Entries from a dataset:
• • • • •

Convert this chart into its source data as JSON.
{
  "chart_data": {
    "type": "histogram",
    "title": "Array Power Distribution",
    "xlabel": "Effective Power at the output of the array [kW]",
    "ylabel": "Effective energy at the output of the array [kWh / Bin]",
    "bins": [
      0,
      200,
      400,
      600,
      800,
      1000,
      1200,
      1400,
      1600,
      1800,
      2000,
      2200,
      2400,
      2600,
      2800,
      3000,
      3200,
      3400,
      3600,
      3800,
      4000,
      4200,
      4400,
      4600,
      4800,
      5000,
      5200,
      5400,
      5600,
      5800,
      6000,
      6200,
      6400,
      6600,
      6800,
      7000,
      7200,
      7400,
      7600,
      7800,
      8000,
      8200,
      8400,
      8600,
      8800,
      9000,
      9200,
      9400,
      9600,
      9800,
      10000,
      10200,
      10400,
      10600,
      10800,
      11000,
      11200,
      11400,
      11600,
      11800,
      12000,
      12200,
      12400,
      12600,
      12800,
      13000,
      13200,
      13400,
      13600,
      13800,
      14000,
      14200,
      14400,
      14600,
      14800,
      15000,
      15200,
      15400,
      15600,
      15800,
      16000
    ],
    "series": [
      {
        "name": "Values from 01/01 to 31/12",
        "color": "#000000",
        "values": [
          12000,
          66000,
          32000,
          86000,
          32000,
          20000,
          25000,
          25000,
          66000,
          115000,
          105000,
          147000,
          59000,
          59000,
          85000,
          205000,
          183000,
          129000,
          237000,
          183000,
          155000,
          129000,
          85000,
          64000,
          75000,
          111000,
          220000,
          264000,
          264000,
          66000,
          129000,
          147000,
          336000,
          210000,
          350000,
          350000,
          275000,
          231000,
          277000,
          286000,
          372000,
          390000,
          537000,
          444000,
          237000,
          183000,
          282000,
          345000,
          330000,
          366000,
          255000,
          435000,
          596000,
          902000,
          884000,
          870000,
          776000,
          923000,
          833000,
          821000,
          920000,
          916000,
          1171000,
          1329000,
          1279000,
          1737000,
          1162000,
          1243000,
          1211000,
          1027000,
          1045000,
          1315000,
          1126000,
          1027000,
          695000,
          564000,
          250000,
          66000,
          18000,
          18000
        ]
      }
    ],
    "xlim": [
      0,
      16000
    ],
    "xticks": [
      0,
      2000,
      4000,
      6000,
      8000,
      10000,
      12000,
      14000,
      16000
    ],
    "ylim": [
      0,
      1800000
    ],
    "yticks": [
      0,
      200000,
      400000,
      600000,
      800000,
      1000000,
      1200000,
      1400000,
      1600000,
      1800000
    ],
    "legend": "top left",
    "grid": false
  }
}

• • • • •

YOUR OBJECTIVE:
Write out every line from the entries where "Power" appears.

WRITTEN SOLUTION:
    "title": "Array Power Distribution",
    "xlabel": "Effective Power at the output of the array [kW]",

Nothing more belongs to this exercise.